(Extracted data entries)
■ ■ ■ ■ ■ ■ ■

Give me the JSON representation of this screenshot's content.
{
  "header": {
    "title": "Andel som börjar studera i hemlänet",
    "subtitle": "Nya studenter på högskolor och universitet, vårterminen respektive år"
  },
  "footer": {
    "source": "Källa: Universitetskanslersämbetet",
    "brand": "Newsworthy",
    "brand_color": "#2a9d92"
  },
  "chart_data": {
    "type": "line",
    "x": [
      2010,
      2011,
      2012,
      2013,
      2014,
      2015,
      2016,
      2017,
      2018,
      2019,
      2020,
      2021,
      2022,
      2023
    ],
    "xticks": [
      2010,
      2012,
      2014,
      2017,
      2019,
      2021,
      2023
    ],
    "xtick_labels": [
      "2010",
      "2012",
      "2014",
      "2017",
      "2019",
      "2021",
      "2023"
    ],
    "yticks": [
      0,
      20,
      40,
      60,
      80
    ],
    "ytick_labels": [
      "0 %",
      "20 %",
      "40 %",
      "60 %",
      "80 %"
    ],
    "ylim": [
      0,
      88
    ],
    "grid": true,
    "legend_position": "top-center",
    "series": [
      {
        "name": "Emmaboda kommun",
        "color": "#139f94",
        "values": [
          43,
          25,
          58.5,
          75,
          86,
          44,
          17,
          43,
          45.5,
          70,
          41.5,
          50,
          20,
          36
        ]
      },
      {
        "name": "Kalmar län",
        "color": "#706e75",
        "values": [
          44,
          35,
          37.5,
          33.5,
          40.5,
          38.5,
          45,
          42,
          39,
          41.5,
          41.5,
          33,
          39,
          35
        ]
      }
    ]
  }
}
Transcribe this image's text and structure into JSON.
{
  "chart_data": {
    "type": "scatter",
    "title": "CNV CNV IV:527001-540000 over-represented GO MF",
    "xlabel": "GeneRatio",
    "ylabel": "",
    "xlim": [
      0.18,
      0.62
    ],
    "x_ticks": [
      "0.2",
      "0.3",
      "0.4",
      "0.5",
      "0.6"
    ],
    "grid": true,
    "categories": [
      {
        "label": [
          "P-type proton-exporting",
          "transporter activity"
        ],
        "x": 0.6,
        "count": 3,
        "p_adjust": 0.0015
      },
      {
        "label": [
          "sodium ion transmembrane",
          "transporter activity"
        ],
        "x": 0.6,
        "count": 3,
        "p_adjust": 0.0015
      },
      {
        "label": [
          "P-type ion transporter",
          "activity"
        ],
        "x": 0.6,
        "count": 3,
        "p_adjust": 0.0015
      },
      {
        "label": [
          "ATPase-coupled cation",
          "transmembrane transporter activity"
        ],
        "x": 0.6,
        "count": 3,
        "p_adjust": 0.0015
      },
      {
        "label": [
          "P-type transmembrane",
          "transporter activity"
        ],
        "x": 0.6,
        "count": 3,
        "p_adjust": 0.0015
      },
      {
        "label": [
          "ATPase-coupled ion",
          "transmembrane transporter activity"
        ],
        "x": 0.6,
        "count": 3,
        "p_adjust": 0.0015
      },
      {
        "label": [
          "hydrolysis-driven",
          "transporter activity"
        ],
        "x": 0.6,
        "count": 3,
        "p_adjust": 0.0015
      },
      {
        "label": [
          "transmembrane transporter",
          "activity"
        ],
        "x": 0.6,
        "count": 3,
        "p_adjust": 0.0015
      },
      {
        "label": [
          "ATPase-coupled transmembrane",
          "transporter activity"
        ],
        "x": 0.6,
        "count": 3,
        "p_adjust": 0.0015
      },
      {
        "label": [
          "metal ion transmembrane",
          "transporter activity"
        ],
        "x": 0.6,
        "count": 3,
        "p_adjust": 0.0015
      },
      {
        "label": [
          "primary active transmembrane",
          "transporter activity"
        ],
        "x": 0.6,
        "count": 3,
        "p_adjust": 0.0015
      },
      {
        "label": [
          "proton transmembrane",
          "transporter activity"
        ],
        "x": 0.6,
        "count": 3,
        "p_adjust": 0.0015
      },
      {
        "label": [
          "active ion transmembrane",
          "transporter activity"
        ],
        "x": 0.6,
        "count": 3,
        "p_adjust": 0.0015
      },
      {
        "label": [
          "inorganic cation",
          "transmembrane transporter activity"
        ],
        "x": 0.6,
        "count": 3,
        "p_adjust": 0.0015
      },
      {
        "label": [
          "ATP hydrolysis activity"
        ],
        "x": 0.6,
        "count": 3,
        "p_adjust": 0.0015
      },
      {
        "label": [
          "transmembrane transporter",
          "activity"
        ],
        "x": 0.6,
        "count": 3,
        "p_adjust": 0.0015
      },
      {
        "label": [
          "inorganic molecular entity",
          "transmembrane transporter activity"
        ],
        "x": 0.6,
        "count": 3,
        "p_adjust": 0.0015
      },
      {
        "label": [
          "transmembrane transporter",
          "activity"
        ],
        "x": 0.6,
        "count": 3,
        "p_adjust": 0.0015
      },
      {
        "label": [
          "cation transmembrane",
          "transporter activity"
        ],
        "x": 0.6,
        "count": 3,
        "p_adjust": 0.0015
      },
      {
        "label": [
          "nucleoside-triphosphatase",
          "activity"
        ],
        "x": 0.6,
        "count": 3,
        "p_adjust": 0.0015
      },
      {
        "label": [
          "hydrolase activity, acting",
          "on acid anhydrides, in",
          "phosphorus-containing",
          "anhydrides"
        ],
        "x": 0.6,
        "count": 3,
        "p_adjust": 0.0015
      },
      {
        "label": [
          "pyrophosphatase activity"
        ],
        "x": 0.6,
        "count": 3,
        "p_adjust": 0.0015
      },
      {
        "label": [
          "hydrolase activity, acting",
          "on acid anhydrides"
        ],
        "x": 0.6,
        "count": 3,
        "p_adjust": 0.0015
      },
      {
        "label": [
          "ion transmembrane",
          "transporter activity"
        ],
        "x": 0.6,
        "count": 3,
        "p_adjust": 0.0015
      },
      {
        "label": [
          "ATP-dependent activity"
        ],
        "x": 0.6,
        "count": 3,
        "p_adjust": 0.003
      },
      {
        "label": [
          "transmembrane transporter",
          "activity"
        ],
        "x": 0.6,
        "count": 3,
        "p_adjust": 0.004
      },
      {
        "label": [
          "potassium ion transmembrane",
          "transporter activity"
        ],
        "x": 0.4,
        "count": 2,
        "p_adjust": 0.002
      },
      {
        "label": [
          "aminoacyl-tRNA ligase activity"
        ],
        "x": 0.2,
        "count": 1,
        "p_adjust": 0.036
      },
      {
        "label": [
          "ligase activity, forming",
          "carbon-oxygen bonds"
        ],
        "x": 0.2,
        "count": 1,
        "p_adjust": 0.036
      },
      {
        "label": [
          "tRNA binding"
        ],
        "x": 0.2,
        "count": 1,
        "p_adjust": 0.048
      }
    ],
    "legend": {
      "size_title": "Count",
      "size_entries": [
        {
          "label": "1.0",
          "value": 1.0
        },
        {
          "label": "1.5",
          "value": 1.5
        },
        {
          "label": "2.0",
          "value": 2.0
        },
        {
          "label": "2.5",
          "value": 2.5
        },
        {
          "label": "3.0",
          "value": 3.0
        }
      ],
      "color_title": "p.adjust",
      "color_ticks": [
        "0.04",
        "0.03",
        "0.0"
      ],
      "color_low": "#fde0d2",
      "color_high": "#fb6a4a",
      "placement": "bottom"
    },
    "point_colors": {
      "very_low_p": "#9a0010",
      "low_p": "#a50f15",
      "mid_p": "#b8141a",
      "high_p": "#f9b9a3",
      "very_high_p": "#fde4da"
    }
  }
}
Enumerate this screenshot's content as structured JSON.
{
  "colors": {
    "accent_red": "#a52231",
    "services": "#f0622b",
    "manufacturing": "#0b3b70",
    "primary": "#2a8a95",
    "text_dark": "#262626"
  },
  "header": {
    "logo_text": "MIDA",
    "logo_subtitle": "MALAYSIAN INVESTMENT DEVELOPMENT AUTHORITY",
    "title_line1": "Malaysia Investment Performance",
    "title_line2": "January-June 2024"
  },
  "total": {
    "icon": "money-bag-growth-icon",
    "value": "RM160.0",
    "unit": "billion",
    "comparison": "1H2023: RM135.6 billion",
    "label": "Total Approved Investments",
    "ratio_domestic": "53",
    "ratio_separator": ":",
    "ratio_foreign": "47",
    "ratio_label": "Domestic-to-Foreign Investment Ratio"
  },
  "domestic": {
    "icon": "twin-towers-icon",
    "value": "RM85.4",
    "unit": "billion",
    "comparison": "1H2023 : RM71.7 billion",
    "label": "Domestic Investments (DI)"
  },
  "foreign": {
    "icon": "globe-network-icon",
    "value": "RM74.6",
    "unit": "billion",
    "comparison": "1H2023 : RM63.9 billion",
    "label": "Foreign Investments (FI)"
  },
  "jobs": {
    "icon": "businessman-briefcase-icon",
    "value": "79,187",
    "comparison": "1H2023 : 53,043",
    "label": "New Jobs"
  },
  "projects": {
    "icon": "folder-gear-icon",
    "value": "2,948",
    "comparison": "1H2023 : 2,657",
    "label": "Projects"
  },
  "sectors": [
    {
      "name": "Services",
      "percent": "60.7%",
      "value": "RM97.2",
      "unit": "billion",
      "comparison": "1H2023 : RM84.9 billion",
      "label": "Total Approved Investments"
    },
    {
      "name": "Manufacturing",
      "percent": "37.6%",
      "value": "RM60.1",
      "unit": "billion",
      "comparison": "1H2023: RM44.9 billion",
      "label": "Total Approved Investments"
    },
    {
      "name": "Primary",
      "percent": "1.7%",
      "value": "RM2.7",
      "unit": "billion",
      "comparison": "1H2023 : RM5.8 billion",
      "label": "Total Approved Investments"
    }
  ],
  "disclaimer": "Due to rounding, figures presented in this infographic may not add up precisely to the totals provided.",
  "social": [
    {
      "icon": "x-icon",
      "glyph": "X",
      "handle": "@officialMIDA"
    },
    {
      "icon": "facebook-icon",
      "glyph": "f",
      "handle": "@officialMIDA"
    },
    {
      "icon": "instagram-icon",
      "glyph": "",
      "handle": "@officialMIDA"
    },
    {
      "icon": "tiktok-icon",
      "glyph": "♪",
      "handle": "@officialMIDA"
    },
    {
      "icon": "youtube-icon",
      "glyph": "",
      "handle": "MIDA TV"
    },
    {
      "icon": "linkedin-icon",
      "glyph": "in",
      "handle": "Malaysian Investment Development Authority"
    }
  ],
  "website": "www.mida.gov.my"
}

■ ■ ■ ■ ■ ■ ■

How many lines of these entries contain "tRNA"? Answer with the number and nothing else.

2